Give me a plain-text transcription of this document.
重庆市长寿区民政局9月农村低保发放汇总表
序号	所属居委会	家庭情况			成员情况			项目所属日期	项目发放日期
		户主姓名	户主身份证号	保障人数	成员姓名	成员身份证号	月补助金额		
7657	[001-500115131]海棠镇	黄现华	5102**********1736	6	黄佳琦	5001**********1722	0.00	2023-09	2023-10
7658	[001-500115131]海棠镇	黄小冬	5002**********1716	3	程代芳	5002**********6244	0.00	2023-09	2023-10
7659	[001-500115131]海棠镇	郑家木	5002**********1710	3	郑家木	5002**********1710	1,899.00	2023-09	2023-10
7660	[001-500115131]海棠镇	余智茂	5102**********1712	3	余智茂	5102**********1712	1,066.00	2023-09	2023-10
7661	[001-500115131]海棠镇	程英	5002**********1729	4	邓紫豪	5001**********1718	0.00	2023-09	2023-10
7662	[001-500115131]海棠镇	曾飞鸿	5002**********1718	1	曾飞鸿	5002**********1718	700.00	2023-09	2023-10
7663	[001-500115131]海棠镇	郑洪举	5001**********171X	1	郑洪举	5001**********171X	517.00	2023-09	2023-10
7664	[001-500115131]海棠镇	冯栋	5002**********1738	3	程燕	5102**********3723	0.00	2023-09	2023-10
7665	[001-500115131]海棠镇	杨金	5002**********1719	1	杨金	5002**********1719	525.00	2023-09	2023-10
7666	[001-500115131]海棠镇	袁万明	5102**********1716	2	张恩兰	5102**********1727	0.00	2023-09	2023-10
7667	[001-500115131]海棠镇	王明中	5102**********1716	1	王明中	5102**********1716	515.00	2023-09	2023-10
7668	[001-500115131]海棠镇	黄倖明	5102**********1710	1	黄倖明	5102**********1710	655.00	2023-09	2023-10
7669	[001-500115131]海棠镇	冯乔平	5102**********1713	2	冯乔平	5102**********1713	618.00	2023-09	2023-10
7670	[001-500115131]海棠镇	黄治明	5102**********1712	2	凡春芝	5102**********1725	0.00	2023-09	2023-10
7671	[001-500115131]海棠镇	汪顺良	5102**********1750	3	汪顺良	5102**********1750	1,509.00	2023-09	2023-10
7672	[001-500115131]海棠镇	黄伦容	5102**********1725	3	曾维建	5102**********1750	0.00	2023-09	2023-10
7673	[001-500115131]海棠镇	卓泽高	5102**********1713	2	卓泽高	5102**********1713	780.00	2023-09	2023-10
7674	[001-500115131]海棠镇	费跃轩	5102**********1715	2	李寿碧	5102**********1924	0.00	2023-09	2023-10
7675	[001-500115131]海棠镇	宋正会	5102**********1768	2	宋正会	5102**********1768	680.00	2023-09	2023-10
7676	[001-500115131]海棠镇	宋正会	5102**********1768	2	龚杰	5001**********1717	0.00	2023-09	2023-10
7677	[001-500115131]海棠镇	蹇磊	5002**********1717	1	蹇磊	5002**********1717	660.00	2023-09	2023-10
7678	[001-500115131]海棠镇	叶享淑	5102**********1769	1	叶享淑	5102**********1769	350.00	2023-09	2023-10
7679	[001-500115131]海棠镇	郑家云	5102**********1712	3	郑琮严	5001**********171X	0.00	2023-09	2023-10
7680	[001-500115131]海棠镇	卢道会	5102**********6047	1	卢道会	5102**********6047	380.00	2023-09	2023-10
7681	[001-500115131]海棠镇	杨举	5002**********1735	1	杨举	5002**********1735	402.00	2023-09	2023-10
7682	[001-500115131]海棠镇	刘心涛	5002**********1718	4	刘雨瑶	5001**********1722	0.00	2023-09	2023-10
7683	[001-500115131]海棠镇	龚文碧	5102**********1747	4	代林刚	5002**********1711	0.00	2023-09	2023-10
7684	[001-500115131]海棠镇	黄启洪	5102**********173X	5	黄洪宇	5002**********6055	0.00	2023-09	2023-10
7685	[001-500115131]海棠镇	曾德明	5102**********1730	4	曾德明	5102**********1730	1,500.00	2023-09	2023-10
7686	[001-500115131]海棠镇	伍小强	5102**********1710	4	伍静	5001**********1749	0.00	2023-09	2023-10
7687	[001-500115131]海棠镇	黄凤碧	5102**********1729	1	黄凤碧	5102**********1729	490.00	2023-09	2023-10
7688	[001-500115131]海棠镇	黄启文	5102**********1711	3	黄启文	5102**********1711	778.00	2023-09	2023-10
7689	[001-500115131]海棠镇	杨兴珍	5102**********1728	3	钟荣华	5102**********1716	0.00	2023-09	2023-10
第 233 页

★ ★ ★ ★ ★

Write out the records above again, keeping each one identical to the original.

- COMPLETE OUTPUT
Give me a plain-text transcription of this document.
重庆市长寿区民政局9月农村低保发放汇总表
序号	所属居委会	家庭情况			成员情况			项目所属日期	项目发放日期
		户主姓名	户主身份证号	保障人数	成员姓名	成员身份证号	月补助金额		
7657	[001-500115131]海棠镇	黄现华	5102**********1736	6	黄佳琦	5001**********1722	0.00	2023-09	2023-10
7658	[001-500115131]海棠镇	黄小冬	5002**********1716	3	程代芳	5002**********6244	0.00	2023-09	2023-10
7659	[001-500115131]海棠镇	郑家木	5002**********1710	3	郑家木	5002**********1710	1,899.00	2023-09	2023-10
7660	[001-500115131]海棠镇	余智茂	5102**********1712	3	余智茂	5102**********1712	1,066.00	2023-09	2023-10
7661	[001-500115131]海棠镇	程英	5002**********1729	4	邓紫豪	5001**********1718	0.00	2023-09	2023-10
7662	[001-500115131]海棠镇	曾飞鸿	5002**********1718	1	曾飞鸿	5002**********1718	700.00	2023-09	2023-10
7663	[001-500115131]海棠镇	郑洪举	5001**********171X	1	郑洪举	5001**********171X	517.00	2023-09	2023-10
7664	[001-500115131]海棠镇	冯栋	5002**********1738	3	程燕	5102**********3723	0.00	2023-09	2023-10
7665	[001-500115131]海棠镇	杨金	5002**********1719	1	杨金	5002**********1719	525.00	2023-09	2023-10
7666	[001-500115131]海棠镇	袁万明	5102**********1716	2	张恩兰	5102**********1727	0.00	2023-09	2023-10
7667	[001-500115131]海棠镇	王明中	5102**********1716	1	王明中	5102**********1716	515.00	2023-09	2023-10
7668	[001-500115131]海棠镇	黄倖明	5102**********1710	1	黄倖明	5102**********1710	655.00	2023-09	2023-10
7669	[001-500115131]海棠镇	冯乔平	5102**********1713	2	冯乔平	5102**********1713	618.00	2023-09	2023-10
7670	[001-500115131]海棠镇	黄治明	5102**********1712	2	凡春芝	5102**********1725	0.00	2023-09	2023-10
7671	[001-500115131]海棠镇	汪顺良	5102**********1750	3	汪顺良	5102**********1750	1,509.00	2023-09	2023-10
7672	[001-500115131]海棠镇	黄伦容	5102**********1725	3	曾维建	5102**********1750	0.00	2023-09	2023-10
7673	[001-500115131]海棠镇	卓泽高	5102**********1713	2	卓泽高	5102**********1713	780.00	2023-09	2023-10
7674	[001-500115131]海棠镇	费跃轩	5102**********1715	2	李寿碧	5102**********1924	0.00	2023-09	2023-10
7675	[001-500115131]海棠镇	宋正会	5102**********1768	2	宋正会	5102**********1768	680.00	2023-09	2023-10
7676	[001-500115131]海棠镇	宋正会	5102**********1768	2	龚杰	5001**********1717	0.00	2023-09	2023-10
7677	[001-500115131]海棠镇	蹇磊	5002**********1717	1	蹇磊	5002**********1717	660.00	2023-09	2023-10
7678	[001-500115131]海棠镇	叶享淑	5102**********1769	1	叶享淑	5102**********1769	350.00	2023-09	2023-10
7679	[001-500115131]海棠镇	郑家云	5102**********1712	3	郑琮严	5001**********171X	0.00	2023-09	2023-10
7680	[001-500115131]海棠镇	卢道会	5102**********6047	1	卢道会	5102**********6047	380.00	2023-09	2023-10
7681	[001-500115131]海棠镇	杨举	5002**********1735	1	杨举	5002**********1735	402.00	2023-09	2023-10
7682	[001-500115131]海棠镇	刘心涛	5002**********1718	4	刘雨瑶	5001**********1722	0.00	2023-09	2023-10
7683	[001-500115131]海棠镇	龚文碧	5102**********1747	4	代林刚	5002**********1711	0.00	2023-09	2023-10
7684	[001-500115131]海棠镇	黄启洪	5102**********173X	5	黄洪宇	5002**********6055	0.00	2023-09	2023-10
7685	[001-500115131]海棠镇	曾德明	5102**********1730	4	曾德明	5102**********1730	1,500.00	2023-09	2023-10
7686	[001-500115131]海棠镇	伍小强	5102**********1710	4	伍静	5001**********1749	0.00	2023-09	2023-10
7687	[001-500115131]海棠镇	黄凤碧	5102**********1729	1	黄凤碧	5102**********1729	490.00	2023-09	2023-10
7688	[001-500115131]海棠镇	黄启文	5102**********1711	3	黄启文	5102**********1711	778.00	2023-09	2023-10
7689	[001-500115131]海棠镇	杨兴珍	5102**********1728	3	钟荣华	5102**********1716	0.00	2023-09	2023-10
第 233 页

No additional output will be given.